>> Start Text extract
Discussion List Archives

[Date Prev][Date Next][Thread Prev][Thread Next][Date Index][Thread Index]

Re: [ddlm-group] DDLm aliases (subject changed). .. .. .

Let me just talk about the category join issue.  The current documentation
is vague about the issue of how one should match up the keys, and John B.'s
interpretation may well be what was intended, but I think for the join
the actually be useful, it has to be extended to cover the normalization
and denormalization cases, in which the choice of keys depends on
the degree of normalization.  This actually gets back to an old
disagreement between CCP4 and the PDB, which could finally be resolved
with a liberal (i.e. denormalization-friendly) interpretation
of category join.

When you normalize a category, you often strip out several columns
that were originally key components in the larger category, and put them
entirely in the child category, so there is less repetition in the
parent category.  If we are to allow the option of using the
dictionary with the normalized categories with fewer key components to be
presented as the original wider, flatter denormalized categories,
then we need to interpret the _category.parent_join in a way
that permits more key components in the denormalized presentation,

    If a tag in the child category has a linked tag in the parent
category (either directly or by having a common directly or indirectly
linked tag), then the tag from the parent category
must be used in the joined presentation.

    If a tag in the child category has no linked tag in the
parent category, then an attempt will be made to construct
a tag using dotted notation combining the parent category
name with the child category object name.  If that composite
name does not conflict with an existing tag, then that
composite name will be used in the joined presentation.  If
there is a conflict, the child category tag name will be
used in the joined presentation.

    If a tag from the child category is a member of the key of
the child category and a joined presentation includes that
item, then it will automatically be added to the key of the
joined presentation.

This interpretation of the join semantics would allow flexible
use of normalized and denormalized presentations of data
without having to clutter parent categories with definitions
from child categories that are not needed, and indeed cannot
be used, in the normalized presentation, allowing greatly simplified
flat tables for such things as data harvest, but clean, normalized
tables for database loads.

I'll send an updated draft reflecting John's other comments in the
next message, but the issue of allowing denormalizing joins is
a separable discussion.


At 9:34 AM -0600 1/27/11, Bollinger, John C wrote:
>On Wednesday, January 26, 2011 9:50 PM, Herbert J. Bernstein wrote:
>>So, to pull it all together, see below.  Please review and see
>>what I have missed, mistyped  or failed to convert from some
>>earlier incarnation.  Comments, corrections and suggestions
>>greatly appreciated.
>>I have not yet included the type change for _dictionary_xref.format
>>because I am not sure a single word code would be sufficient
>>to describe the format of any given dictionary, so for the moment
>>it is still Text.
>Herbert's latest version looks good to me.  See below for comments 
>and tentative corrections:
>>     _definition.id      alias_ensemble
>>     _definition.scope   Category
>>     _category.parent_id  alias
>>     _category.parent_join  Yes
>>     _category_key.primitive  ['_alias_ensemble.ensemble_id',
>>                               '_alias_ensemble.definition_id',
>>                               '_alias_ensemble.xref_code']
>>      save_
>As I understand the use of _category.parent_join, I think its value 
>for this category needs to be 'No', because the parent category has 
>a different (narrower) key structure.
>> End Text extract
**Brief A**. In the post on DDLm category joins, list every data name that starts a line of the quoted definition block for alias_ensemble.
**Brief B**. Extend the post on DDLm category joins from its last line, keeping its quoted reply format.
The material that comes after this text isn't needed.
>> Start Data extract
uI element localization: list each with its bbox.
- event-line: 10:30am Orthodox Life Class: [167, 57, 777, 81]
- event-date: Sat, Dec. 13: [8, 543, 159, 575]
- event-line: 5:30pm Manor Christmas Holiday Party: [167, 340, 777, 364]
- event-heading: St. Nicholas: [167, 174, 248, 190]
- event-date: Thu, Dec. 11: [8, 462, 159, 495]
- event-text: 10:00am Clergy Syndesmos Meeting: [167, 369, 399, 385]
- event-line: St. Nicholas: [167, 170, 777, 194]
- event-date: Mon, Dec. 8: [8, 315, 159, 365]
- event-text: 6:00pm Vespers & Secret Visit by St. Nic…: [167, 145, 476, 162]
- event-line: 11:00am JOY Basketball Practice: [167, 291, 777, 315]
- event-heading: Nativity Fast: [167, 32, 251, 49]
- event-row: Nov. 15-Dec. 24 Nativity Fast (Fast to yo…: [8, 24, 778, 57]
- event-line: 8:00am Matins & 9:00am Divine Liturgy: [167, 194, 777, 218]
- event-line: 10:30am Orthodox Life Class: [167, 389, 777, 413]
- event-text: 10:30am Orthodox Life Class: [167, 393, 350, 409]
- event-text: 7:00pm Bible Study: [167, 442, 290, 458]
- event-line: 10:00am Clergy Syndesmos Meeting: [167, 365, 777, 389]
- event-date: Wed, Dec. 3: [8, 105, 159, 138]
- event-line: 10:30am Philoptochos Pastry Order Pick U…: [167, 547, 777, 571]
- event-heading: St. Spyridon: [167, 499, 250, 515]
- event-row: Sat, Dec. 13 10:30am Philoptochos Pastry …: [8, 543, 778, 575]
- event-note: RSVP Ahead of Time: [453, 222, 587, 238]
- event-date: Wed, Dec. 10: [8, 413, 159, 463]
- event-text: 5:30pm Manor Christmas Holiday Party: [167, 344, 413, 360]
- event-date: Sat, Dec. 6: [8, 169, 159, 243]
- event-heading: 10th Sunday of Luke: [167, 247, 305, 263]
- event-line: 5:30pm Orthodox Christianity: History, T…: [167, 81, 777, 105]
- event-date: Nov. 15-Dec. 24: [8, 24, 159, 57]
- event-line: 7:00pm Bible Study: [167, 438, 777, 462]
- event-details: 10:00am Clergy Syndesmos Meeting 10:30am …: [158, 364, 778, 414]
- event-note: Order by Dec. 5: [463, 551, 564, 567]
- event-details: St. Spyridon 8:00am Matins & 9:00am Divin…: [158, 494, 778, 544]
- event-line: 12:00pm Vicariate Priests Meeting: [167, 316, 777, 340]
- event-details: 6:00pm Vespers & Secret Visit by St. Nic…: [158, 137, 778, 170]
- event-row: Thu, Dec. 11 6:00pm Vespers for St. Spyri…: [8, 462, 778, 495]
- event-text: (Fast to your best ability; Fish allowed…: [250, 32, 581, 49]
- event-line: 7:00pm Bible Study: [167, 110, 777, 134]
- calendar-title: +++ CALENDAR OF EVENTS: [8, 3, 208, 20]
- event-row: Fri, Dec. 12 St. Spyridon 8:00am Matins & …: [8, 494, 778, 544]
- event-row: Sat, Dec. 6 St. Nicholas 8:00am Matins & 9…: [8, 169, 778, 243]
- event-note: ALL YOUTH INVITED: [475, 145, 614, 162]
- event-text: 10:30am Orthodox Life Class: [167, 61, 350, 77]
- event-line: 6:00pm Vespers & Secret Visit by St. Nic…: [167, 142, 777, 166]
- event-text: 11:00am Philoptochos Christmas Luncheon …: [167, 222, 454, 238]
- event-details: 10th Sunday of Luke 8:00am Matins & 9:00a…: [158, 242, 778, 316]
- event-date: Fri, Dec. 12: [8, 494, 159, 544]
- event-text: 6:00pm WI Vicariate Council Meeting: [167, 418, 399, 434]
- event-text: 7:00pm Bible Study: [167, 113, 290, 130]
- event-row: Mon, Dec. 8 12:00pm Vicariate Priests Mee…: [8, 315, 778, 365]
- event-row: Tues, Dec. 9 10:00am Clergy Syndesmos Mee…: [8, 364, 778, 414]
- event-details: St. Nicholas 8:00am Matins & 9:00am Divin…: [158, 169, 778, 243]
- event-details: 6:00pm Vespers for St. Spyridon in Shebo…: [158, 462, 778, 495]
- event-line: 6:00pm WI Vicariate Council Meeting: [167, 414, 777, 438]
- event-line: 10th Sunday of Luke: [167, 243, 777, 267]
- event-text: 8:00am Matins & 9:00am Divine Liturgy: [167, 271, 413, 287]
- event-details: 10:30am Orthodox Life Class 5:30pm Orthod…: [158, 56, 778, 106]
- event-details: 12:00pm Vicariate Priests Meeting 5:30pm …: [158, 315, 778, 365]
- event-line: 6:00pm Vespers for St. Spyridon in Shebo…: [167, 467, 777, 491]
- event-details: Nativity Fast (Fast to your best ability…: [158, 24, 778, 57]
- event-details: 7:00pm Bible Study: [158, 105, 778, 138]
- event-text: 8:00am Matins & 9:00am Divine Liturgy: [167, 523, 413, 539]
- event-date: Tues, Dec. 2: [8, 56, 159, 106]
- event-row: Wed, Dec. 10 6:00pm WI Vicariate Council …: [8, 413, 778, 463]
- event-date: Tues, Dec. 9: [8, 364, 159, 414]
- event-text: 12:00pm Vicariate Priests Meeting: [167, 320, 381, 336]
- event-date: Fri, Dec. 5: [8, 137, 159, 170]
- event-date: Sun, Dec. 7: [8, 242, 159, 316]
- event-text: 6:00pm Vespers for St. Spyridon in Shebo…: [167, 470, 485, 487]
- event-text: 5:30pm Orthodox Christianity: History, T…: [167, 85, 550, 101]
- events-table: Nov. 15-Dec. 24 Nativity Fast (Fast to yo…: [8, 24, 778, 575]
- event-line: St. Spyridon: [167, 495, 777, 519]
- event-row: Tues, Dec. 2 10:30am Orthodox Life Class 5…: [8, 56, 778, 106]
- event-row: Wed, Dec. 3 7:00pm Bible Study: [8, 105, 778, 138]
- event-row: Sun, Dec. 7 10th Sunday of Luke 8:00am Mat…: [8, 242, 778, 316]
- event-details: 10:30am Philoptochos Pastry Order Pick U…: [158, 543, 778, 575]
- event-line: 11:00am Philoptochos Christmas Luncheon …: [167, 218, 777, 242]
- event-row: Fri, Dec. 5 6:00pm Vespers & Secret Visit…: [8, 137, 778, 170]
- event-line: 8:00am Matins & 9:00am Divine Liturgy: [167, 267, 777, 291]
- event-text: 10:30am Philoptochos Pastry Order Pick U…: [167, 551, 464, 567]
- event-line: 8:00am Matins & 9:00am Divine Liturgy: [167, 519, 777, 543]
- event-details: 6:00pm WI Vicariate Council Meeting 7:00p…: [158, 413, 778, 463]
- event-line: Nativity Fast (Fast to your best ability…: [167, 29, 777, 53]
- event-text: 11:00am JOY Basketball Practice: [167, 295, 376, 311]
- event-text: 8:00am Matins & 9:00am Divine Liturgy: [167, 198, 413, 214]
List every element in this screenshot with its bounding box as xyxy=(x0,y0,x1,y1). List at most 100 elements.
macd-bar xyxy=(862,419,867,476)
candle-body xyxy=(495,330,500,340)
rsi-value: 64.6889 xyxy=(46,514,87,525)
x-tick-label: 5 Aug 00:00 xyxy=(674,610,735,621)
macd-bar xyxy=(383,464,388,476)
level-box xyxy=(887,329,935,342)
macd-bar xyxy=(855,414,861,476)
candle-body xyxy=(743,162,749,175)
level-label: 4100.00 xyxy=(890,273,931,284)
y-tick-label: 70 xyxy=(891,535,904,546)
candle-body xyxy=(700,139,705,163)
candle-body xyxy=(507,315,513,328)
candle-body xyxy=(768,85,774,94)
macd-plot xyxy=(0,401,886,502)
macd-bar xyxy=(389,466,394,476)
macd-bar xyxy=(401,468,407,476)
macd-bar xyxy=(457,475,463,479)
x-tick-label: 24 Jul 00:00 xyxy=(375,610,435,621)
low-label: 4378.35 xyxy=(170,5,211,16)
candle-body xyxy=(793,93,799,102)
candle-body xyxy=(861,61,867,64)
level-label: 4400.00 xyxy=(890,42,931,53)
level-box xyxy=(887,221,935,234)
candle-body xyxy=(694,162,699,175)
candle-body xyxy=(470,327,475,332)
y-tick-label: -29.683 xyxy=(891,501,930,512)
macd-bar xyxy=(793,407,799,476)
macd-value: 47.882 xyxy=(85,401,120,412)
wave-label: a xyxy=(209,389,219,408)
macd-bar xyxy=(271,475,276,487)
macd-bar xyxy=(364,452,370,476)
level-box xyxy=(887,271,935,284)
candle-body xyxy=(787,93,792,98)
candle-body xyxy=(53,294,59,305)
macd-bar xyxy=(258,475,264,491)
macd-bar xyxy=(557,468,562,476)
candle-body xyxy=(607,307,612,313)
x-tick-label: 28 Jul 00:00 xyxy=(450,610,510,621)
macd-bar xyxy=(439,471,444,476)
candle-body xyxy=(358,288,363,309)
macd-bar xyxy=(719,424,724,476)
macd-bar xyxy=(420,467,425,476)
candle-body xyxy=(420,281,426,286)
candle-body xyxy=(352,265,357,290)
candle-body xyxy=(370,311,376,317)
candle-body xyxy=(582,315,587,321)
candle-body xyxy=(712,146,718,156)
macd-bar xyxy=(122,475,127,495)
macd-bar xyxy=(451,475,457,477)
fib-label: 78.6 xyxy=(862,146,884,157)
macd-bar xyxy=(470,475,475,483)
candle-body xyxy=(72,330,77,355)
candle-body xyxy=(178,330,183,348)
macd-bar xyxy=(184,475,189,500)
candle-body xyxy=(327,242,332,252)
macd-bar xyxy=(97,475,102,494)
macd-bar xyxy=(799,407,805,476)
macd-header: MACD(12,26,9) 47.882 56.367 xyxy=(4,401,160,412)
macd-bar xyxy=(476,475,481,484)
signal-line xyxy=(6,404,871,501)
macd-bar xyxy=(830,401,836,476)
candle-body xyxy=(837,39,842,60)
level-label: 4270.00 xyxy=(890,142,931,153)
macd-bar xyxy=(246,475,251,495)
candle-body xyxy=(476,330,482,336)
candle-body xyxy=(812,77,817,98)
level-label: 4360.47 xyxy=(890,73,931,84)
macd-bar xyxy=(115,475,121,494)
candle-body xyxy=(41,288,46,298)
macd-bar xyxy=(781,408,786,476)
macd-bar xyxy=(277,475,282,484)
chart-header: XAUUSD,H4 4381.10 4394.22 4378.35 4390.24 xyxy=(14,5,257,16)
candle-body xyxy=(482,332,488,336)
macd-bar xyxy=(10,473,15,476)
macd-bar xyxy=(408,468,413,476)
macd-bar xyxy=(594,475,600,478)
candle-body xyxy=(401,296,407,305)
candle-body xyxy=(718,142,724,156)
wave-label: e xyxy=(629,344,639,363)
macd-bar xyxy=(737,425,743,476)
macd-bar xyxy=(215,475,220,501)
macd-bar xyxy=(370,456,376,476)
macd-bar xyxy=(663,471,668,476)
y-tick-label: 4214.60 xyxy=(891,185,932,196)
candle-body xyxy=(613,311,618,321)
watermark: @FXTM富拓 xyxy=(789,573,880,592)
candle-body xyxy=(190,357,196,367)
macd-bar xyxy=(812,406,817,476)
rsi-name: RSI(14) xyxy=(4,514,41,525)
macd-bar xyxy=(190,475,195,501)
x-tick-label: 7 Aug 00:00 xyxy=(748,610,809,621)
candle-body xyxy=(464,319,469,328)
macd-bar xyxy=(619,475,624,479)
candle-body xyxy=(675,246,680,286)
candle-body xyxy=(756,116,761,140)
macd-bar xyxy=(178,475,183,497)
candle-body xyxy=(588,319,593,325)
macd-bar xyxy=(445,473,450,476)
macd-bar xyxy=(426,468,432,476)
>> End Data extract
**Task answer A**.
_definition.id
_definition.scope
_category.parent_id
_category.parent_join
_category_key.primitive

**Task answer B**.
>>      _definition.id   '_alias_ensemble.definition_id'
>>      _definition.class  Attribute
>>      _definition.update 2011-01-21
>>      _description.text
>>      Identifier tag of a definition associated with
>>      an xref code by which to group this tag with
>>      other tags.
>>      A given tag may belong to multiple ensembles
>>      and may be cited against multiple dictionaries.
>>      Note that the tag does not have to be a valid
>>      tag under DDLm tag construction rules, but
>>      it should be a valid tag under the rules of
>>      some DDL.
>I would prefer to describe this a bit differently:
>      Together with _alias_ensemble.xref_code, identifies
>      an alias belonging to an ensemble.  An alias may
>      belong to any number of ensembles, including zero.
>I omit the bit about tag construction rules, as no DDL yet proposed 
>defines any such rules; allowable tags are defined by CIF.  As James 
>earlier observed, DDLm can define any tag allowed by CIF, even if 
>that name is not in the subset addressable by dREL.  Similarly, DDL1 
>and DDL2 can both define any data name allowed by CIF1, which 
>collectively are a subset of those allowed by CIF2.  See also below.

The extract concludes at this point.